## start Dataset records

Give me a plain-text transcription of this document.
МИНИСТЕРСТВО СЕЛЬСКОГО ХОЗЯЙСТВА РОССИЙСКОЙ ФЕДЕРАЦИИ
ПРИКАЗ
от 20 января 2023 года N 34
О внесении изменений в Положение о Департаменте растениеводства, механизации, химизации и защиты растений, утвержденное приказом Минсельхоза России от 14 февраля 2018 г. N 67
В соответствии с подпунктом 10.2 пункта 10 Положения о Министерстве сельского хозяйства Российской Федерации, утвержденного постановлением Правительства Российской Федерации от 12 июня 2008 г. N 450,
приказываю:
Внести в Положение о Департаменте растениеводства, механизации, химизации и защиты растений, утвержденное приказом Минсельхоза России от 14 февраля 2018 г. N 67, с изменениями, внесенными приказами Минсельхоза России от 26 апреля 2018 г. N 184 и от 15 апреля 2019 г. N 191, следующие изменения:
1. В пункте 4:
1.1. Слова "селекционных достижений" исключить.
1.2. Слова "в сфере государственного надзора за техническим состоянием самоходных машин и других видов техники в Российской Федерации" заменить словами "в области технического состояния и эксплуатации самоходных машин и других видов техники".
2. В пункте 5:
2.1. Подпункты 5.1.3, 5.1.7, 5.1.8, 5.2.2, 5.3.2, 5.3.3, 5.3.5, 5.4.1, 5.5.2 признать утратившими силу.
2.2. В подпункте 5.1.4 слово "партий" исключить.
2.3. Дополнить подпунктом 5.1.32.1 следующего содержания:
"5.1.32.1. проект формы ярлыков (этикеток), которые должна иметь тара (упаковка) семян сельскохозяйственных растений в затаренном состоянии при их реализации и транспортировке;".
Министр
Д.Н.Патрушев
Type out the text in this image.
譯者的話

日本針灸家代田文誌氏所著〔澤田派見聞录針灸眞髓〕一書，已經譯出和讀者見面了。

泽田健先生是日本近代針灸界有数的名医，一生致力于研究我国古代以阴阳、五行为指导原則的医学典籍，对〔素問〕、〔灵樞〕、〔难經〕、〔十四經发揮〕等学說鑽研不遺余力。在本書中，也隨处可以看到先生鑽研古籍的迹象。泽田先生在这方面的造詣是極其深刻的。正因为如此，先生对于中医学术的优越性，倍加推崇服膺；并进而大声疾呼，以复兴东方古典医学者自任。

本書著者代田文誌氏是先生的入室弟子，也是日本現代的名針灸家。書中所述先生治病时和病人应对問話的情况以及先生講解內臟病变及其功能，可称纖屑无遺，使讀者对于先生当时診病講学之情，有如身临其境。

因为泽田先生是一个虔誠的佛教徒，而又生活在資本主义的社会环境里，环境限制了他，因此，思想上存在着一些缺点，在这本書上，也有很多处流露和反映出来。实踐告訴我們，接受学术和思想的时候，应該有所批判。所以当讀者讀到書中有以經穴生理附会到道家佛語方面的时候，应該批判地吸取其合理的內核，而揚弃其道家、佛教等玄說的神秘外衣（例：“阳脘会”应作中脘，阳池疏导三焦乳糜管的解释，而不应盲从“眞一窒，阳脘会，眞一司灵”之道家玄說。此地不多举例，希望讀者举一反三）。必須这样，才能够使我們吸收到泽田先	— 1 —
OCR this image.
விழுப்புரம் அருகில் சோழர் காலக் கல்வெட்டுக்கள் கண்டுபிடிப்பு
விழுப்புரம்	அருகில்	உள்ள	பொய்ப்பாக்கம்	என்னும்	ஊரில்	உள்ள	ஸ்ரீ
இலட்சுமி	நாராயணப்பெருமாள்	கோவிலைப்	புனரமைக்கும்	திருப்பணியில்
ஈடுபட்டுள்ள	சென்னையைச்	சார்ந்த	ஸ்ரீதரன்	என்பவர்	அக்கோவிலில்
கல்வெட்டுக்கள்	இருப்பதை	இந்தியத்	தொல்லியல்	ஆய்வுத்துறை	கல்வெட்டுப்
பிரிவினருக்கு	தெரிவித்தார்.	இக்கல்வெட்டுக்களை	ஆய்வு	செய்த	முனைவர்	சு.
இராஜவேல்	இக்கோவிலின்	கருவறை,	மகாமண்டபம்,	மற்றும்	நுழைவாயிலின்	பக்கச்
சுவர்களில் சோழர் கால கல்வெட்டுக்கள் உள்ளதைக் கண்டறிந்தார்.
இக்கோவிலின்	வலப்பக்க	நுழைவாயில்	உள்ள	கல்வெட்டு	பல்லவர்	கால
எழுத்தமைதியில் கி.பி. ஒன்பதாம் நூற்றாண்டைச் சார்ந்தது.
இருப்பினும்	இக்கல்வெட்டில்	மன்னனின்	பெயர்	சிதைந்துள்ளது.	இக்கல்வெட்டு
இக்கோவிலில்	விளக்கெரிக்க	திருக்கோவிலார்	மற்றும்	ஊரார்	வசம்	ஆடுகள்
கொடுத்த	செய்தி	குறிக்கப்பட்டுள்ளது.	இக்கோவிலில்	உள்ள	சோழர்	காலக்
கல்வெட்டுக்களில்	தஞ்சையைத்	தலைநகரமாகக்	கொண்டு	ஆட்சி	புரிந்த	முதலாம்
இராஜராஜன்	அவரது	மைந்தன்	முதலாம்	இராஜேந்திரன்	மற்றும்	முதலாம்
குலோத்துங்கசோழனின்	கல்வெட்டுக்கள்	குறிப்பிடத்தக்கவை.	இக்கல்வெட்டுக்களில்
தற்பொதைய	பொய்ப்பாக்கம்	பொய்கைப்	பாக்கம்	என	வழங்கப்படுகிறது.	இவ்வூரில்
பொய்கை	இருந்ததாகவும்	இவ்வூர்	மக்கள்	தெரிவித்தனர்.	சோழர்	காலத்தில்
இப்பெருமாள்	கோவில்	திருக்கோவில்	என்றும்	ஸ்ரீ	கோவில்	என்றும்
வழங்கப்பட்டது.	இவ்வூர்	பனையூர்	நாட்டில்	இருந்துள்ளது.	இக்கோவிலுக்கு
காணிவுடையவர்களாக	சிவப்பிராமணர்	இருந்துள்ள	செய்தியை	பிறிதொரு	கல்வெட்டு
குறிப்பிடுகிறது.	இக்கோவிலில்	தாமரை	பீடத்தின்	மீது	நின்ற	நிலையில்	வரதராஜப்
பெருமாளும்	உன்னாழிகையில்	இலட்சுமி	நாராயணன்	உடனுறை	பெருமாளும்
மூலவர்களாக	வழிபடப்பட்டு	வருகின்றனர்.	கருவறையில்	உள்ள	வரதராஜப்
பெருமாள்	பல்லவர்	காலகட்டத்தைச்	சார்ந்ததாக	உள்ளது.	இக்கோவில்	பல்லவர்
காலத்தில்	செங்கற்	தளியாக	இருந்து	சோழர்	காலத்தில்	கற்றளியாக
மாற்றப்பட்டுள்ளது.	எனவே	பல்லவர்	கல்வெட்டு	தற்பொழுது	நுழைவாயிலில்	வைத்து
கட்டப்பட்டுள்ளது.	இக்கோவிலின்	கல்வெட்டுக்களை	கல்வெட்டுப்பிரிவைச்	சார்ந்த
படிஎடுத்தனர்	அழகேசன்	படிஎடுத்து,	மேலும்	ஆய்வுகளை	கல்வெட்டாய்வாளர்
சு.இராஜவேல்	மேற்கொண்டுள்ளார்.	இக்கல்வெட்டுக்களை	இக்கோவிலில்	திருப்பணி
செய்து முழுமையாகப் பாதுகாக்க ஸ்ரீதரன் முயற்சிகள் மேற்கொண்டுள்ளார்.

## end Dataset records

#### Task statement:
Retype the listing. Match it exactly.

#### Response to this task:
Give me a plain-text transcription of this document.
МИНИСТЕРСТВО СЕЛЬСКОГО ХОЗЯЙСТВА РОССИЙСКОЙ ФЕДЕРАЦИИ
ПРИКАЗ
от 20 января 2023 года N 34
О внесении изменений в Положение о Департаменте растениеводства, механизации, химизации и защиты растений, утвержденное приказом Минсельхоза России от 14 февраля 2018 г. N 67
В соответствии с подпунктом 10.2 пункта 10 Положения о Министерстве сельского хозяйства Российской Федерации, утвержденного постановлением Правительства Российской Федерации от 12 июня 2008 г. N 450,
приказываю:
Внести в Положение о Департаменте растениеводства, механизации, химизации и защиты растений, утвержденное приказом Минсельхоза России от 14 февраля 2018 г. N 67, с изменениями, внесенными приказами Минсельхоза России от 26 апреля 2018 г. N 184 и от 15 апреля 2019 г. N 191, следующие изменения:
1. В пункте 4:
1.1. Слова "селекционных достижений" исключить.
1.2. Слова "в сфере государственного надзора за техническим состоянием самоходных машин и других видов техники в Российской Федерации" заменить словами "в области технического состояния и эксплуатации самоходных машин и других видов техники".
2. В пункте 5:
2.1. Подпункты 5.1.3, 5.1.7, 5.1.8, 5.2.2, 5.3.2, 5.3.3, 5.3.5, 5.4.1, 5.5.2 признать утратившими силу.
2.2. В подпункте 5.1.4 слово "партий" исключить.
2.3. Дополнить подпунктом 5.1.32.1 следующего содержания:
"5.1.32.1. проект формы ярлыков (этикеток), которые должна иметь тара (упаковка) семян сельскохозяйственных растений в затаренном состоянии при их реализации и транспортировке;".
Министр
Д.Н.Патрушев
Type out the text in this image.
譯者的話

日本針灸家代田文誌氏所著〔澤田派見聞录針灸眞髓〕一書，已經譯出和讀者見面了。

泽田健先生是日本近代針灸界有数的名医，一生致力于研究我国古代以阴阳、五行为指导原則的医学典籍，对〔素問〕、〔灵樞〕、〔难經〕、〔十四經发揮〕等学說鑽研不遺余力。在本書中，也隨处可以看到先生鑽研古籍的迹象。泽田先生在这方面的造詣是極其深刻的。正因为如此，先生对于中医学术的优越性，倍加推崇服膺；并进而大声疾呼，以复兴东方古典医学者自任。

本書著者代田文誌氏是先生的入室弟子，也是日本現代的名針灸家。書中所述先生治病时和病人应对問話的情况以及先生講解內臟病变及其功能，可称纖屑无遺，使讀者对于先生当时診病講学之情，有如身临其境。

因为泽田先生是一个虔誠的佛教徒，而又生活在資本主义的社会环境里，环境限制了他，因此，思想上存在着一些缺点，在这本書上，也有很多处流露和反映出来。实踐告訴我們，接受学术和思想的时候，应該有所批判。所以当讀者讀到書中有以經穴生理附会到道家佛語方面的时候，应該批判地吸取其合理的內核，而揚弃其道家、佛教等玄說的神秘外衣（例：“阳脘会”应作中脘，阳池疏导三焦乳糜管的解释，而不应盲从“眞一窒，阳脘会，眞一司灵”之道家玄說。此地不多举例，希望讀者举一反三）。必須这样，才能够使我們吸收到泽田先	— 1 —
OCR this image.
விழுப்புரம் அருகில் சோழர் காலக் கல்வெட்டுக்கள் கண்டுபிடிப்பு
விழுப்புரம்	அருகில்	உள்ள	பொய்ப்பாக்கம்	என்னும்	ஊரில்	உள்ள	ஸ்ரீ
இலட்சுமி	நாராயணப்பெருமாள்	கோவிலைப்	புனரமைக்கும்	திருப்பணியில்
ஈடுபட்டுள்ள	சென்னையைச்	சார்ந்த	ஸ்ரீதரன்	என்பவர்	அக்கோவிலில்
கல்வெட்டுக்கள்	இருப்பதை	இந்தியத்	தொல்லியல்	ஆய்வுத்துறை	கல்வெட்டுப்
பிரிவினருக்கு	தெரிவித்தார்.	இக்கல்வெட்டுக்களை	ஆய்வு	செய்த	முனைவர்	சு.
இராஜவேல்	இக்கோவிலின்	கருவறை,	மகாமண்டபம்,	மற்றும்	நுழைவாயிலின்	பக்கச்
சுவர்களில் சோழர் கால கல்வெட்டுக்கள் உள்ளதைக் கண்டறிந்தார்.
இக்கோவிலின்	வலப்பக்க	நுழைவாயில்	உள்ள	கல்வெட்டு	பல்லவர்	கால
எழுத்தமைதியில் கி.பி. ஒன்பதாம் நூற்றாண்டைச் சார்ந்தது.
இருப்பினும்	இக்கல்வெட்டில்	மன்னனின்	பெயர்	சிதைந்துள்ளது.	இக்கல்வெட்டு
இக்கோவிலில்	விளக்கெரிக்க	திருக்கோவிலார்	மற்றும்	ஊரார்	வசம்	ஆடுகள்
கொடுத்த	செய்தி	குறிக்கப்பட்டுள்ளது.	இக்கோவிலில்	உள்ள	சோழர்	காலக்
கல்வெட்டுக்களில்	தஞ்சையைத்	தலைநகரமாகக்	கொண்டு	ஆட்சி	புரிந்த	முதலாம்
இராஜராஜன்	அவரது	மைந்தன்	முதலாம்	இராஜேந்திரன்	மற்றும்	முதலாம்
குலோத்துங்கசோழனின்	கல்வெட்டுக்கள்	குறிப்பிடத்தக்கவை.	இக்கல்வெட்டுக்களில்
தற்பொதைய	பொய்ப்பாக்கம்	பொய்கைப்	பாக்கம்	என	வழங்கப்படுகிறது.	இவ்வூரில்
பொய்கை	இருந்ததாகவும்	இவ்வூர்	மக்கள்	தெரிவித்தனர்.	சோழர்	காலத்தில்
இப்பெருமாள்	கோவில்	திருக்கோவில்	என்றும்	ஸ்ரீ	கோவில்	என்றும்
வழங்கப்பட்டது.	இவ்வூர்	பனையூர்	நாட்டில்	இருந்துள்ளது.	இக்கோவிலுக்கு
காணிவுடையவர்களாக	சிவப்பிராமணர்	இருந்துள்ள	செய்தியை	பிறிதொரு	கல்வெட்டு
குறிப்பிடுகிறது.	இக்கோவிலில்	தாமரை	பீடத்தின்	மீது	நின்ற	நிலையில்	வரதராஜப்
பெருமாளும்	உன்னாழிகையில்	இலட்சுமி	நாராயணன்	உடனுறை	பெருமாளும்
மூலவர்களாக	வழிபடப்பட்டு	வருகின்றனர்.	கருவறையில்	உள்ள	வரதராஜப்
பெருமாள்	பல்லவர்	காலகட்டத்தைச்	சார்ந்ததாக	உள்ளது.	இக்கோவில்	பல்லவர்
காலத்தில்	செங்கற்	தளியாக	இருந்து	சோழர்	காலத்தில்	கற்றளியாக
மாற்றப்பட்டுள்ளது.	எனவே	பல்லவர்	கல்வெட்டு	தற்பொழுது	நுழைவாயிலில்	வைத்து
கட்டப்பட்டுள்ளது.	இக்கோவிலின்	கல்வெட்டுக்களை	கல்வெட்டுப்பிரிவைச்	சார்ந்த
படிஎடுத்தனர்	அழகேசன்	படிஎடுத்து,	மேலும்	ஆய்வுகளை	கல்வெட்டாய்வாளர்
சு.இராஜவேல்	மேற்கொண்டுள்ளார்.	இக்கல்வெட்டுக்களை	இக்கோவிலில்	திருப்பணி
செய்து முழுமையாகப் பாதுகாக்க ஸ்ரீதரன் முயற்சிகள் மேற்கொண்டுள்ளார்.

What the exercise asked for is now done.